Gather every line that includes the word "Finetuned", please.
========
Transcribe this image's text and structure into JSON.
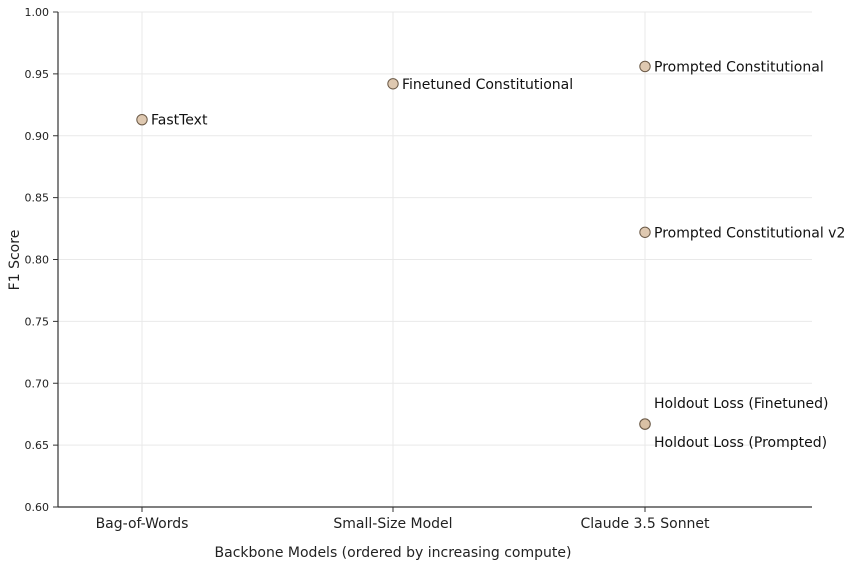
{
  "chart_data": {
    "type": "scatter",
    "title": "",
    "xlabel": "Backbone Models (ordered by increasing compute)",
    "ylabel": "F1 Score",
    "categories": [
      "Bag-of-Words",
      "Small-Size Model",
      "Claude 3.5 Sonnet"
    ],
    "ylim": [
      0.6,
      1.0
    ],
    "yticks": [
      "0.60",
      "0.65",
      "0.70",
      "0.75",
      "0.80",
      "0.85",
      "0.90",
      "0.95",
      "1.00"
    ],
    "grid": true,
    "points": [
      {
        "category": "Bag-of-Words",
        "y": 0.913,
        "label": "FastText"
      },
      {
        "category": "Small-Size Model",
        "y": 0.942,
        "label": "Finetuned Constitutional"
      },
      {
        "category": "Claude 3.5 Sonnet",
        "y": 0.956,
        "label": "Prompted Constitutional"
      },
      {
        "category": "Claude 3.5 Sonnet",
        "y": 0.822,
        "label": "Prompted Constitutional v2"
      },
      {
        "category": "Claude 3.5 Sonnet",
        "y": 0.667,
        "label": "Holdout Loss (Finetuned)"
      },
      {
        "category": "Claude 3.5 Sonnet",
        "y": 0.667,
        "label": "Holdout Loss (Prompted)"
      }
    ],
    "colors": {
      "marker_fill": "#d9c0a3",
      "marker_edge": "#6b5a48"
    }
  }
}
========
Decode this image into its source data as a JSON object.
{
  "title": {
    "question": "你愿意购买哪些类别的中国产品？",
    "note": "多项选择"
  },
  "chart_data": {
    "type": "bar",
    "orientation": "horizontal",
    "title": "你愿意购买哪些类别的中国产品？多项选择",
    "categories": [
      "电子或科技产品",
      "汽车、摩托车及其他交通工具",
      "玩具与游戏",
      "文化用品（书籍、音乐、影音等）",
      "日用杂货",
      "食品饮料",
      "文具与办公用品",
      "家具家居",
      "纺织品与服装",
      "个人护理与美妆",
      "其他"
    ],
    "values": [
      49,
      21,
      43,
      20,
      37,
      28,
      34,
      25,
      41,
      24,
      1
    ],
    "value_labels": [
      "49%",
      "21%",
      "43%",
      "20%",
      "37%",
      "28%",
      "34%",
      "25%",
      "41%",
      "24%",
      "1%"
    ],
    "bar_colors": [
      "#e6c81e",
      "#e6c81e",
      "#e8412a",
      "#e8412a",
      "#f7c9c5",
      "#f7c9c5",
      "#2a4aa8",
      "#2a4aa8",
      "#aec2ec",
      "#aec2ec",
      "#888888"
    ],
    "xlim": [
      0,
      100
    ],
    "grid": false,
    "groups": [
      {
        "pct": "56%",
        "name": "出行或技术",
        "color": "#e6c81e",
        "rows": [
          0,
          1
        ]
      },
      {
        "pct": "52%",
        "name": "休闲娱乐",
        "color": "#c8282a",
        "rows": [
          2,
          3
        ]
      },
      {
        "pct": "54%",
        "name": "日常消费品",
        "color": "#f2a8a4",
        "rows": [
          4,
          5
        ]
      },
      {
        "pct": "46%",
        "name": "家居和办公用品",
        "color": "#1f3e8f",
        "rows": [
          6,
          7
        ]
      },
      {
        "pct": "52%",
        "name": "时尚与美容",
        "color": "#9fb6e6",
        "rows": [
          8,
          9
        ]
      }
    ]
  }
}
========
WRITTEN ANSWER ::
        "label": "Finetuned Constitutional"
        "label": "Holdout Loss (Finetuned)"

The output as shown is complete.